- _Stated exercise_: Set down the records once more, please, exactly and with the pictures left out.

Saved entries
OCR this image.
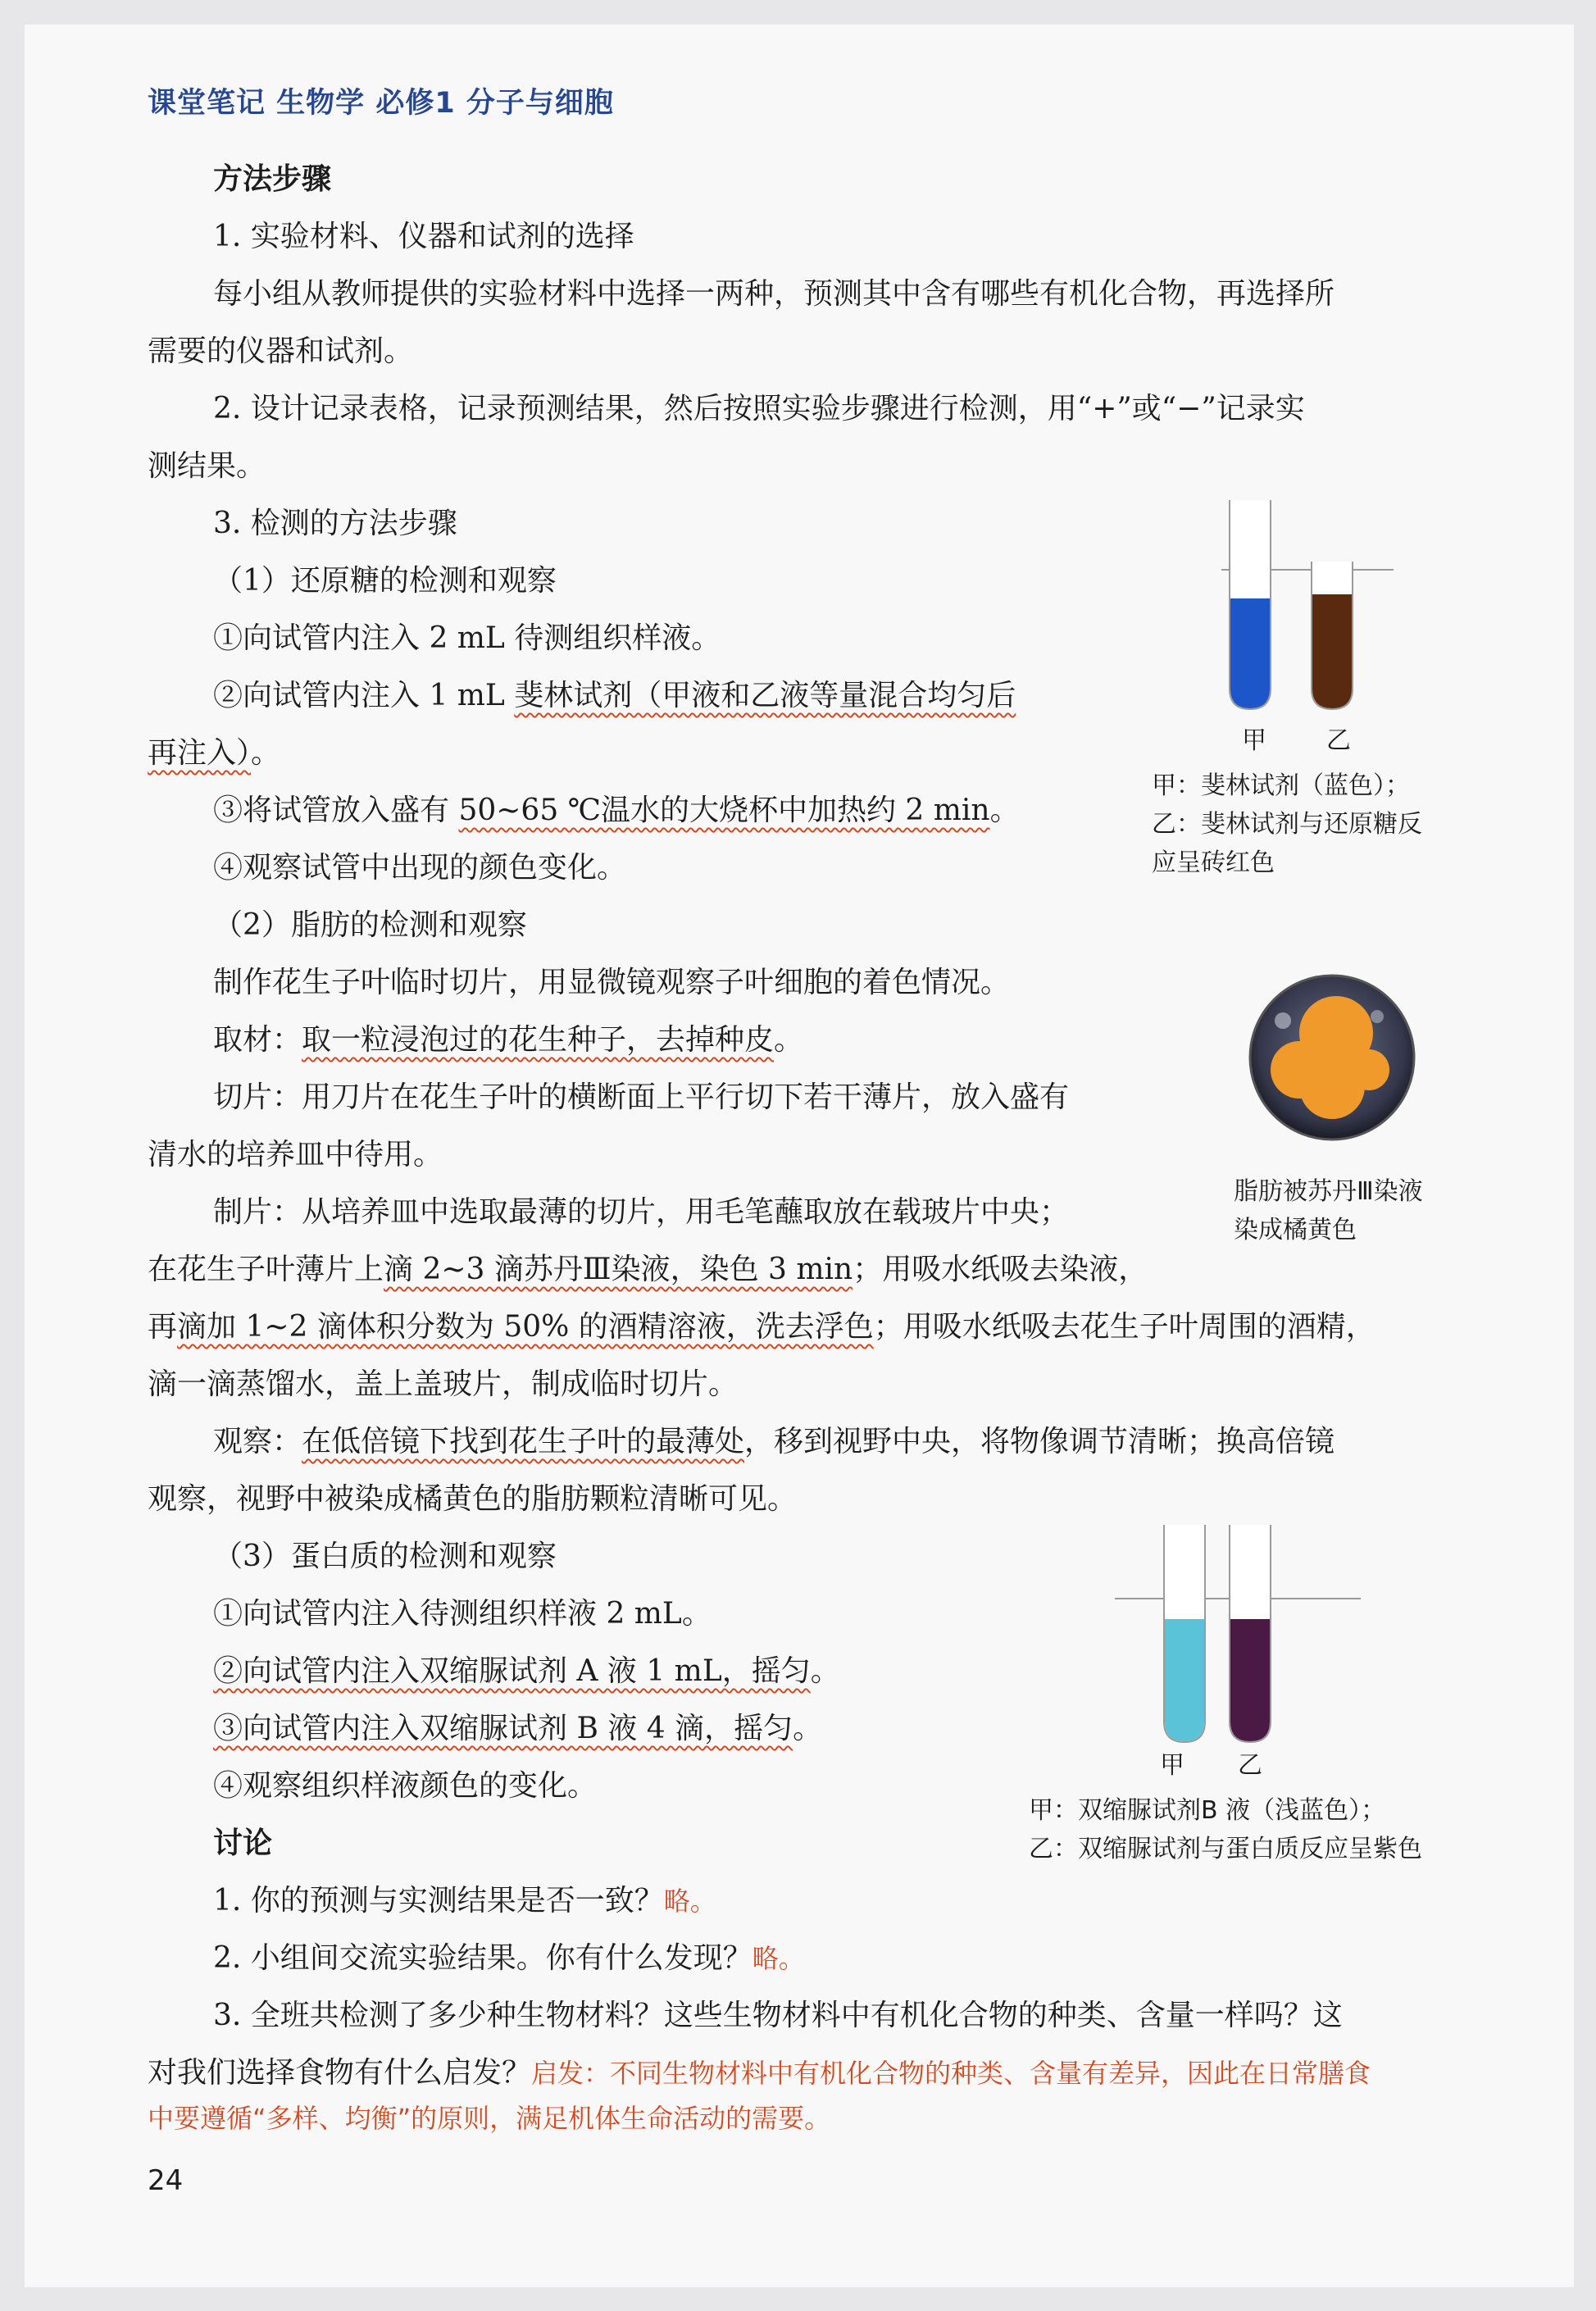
课堂笔记 生物学 必修1 分子与细胞
方法步骤
1. 实验材料、仪器和试剂的选择
每小组从教师提供的实验材料中选择一两种，预测其中含有哪些有机化合物，再选择所
需要的仪器和试剂。
2. 设计记录表格，记录预测结果，然后按照实验步骤进行检测，用“+”或“−”记录实
测结果。
3. 检测的方法步骤
（1）还原糖的检测和观察
①向试管内注入 2 mL 待测组织样液。
②向试管内注入 1 mL 斐林试剂（甲液和乙液等量混合均匀后
再注入）。
③将试管放入盛有 50~65 ℃温水的大烧杯中加热约 2 min。
④观察试管中出现的颜色变化。
（2）脂肪的检测和观察
制作花生子叶临时切片，用显微镜观察子叶细胞的着色情况。
取材：取一粒浸泡过的花生种子，去掉种皮。
切片：用刀片在花生子叶的横断面上平行切下若干薄片，放入盛有
清水的培养皿中待用。
制片：从培养皿中选取最薄的切片，用毛笔蘸取放在载玻片中央；
在花生子叶薄片上滴 2~3 滴苏丹Ⅲ染液，染色 3 min；用吸水纸吸去染液，
再滴加 1~2 滴体积分数为 50% 的酒精溶液，洗去浮色；用吸水纸吸去花生子叶周围的酒精，
滴一滴蒸馏水，盖上盖玻片，制成临时切片。
观察：在低倍镜下找到花生子叶的最薄处，移到视野中央，将物像调节清晰；换高倍镜
观察，视野中被染成橘黄色的脂肪颗粒清晰可见。
（3）蛋白质的检测和观察
①向试管内注入待测组织样液 2 mL。
②向试管内注入双缩脲试剂 A 液 1 mL，摇匀。
③向试管内注入双缩脲试剂 B 液 4 滴，摇匀。
④观察组织样液颜色的变化。
讨论
1. 你的预测与实测结果是否一致？略。
2. 小组间交流实验结果。你有什么发现？略。
3. 全班共检测了多少种生物材料？这些生物材料中有机化合物的种类、含量一样吗？这
对我们选择食物有什么启发？启发：不同生物材料中有机化合物的种类、含量有差异，因此在日常膳食
中要遵循“多样、均衡”的原则，满足机体生命活动的需要。
甲 乙
甲：斐林试剂（蓝色）；
乙：斐林试剂与还原糖反
应呈砖红色
脂肪被苏丹Ⅲ染液
染成橘黄色
甲 乙
甲：双缩脲试剂B 液（浅蓝色）；
乙：双缩脲试剂与蛋白质反应呈紫色
24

- _Written answer_:
OCR this image.
课堂笔记 生物学 必修1 分子与细胞
方法步骤
1. 实验材料、仪器和试剂的选择
每小组从教师提供的实验材料中选择一两种，预测其中含有哪些有机化合物，再选择所
需要的仪器和试剂。
2. 设计记录表格，记录预测结果，然后按照实验步骤进行检测，用“+”或“−”记录实
测结果。
3. 检测的方法步骤
（1）还原糖的检测和观察
①向试管内注入 2 mL 待测组织样液。
②向试管内注入 1 mL 斐林试剂（甲液和乙液等量混合均匀后
再注入）。
③将试管放入盛有 50~65 ℃温水的大烧杯中加热约 2 min。
④观察试管中出现的颜色变化。
（2）脂肪的检测和观察
制作花生子叶临时切片，用显微镜观察子叶细胞的着色情况。
取材：取一粒浸泡过的花生种子，去掉种皮。
切片：用刀片在花生子叶的横断面上平行切下若干薄片，放入盛有
清水的培养皿中待用。
制片：从培养皿中选取最薄的切片，用毛笔蘸取放在载玻片中央；
在花生子叶薄片上滴 2~3 滴苏丹Ⅲ染液，染色 3 min；用吸水纸吸去染液，
再滴加 1~2 滴体积分数为 50% 的酒精溶液，洗去浮色；用吸水纸吸去花生子叶周围的酒精，
滴一滴蒸馏水，盖上盖玻片，制成临时切片。
观察：在低倍镜下找到花生子叶的最薄处，移到视野中央，将物像调节清晰；换高倍镜
观察，视野中被染成橘黄色的脂肪颗粒清晰可见。
（3）蛋白质的检测和观察
①向试管内注入待测组织样液 2 mL。
②向试管内注入双缩脲试剂 A 液 1 mL，摇匀。
③向试管内注入双缩脲试剂 B 液 4 滴，摇匀。
④观察组织样液颜色的变化。
讨论
1. 你的预测与实测结果是否一致？略。
2. 小组间交流实验结果。你有什么发现？略。
3. 全班共检测了多少种生物材料？这些生物材料中有机化合物的种类、含量一样吗？这
对我们选择食物有什么启发？启发：不同生物材料中有机化合物的种类、含量有差异，因此在日常膳食
中要遵循“多样、均衡”的原则，满足机体生命活动的需要。
甲 乙
甲：斐林试剂（蓝色）；
乙：斐林试剂与还原糖反
应呈砖红色
脂肪被苏丹Ⅲ染液
染成橘黄色
甲 乙
甲：双缩脲试剂B 液（浅蓝色）；
乙：双缩脲试剂与蛋白质反应呈紫色
24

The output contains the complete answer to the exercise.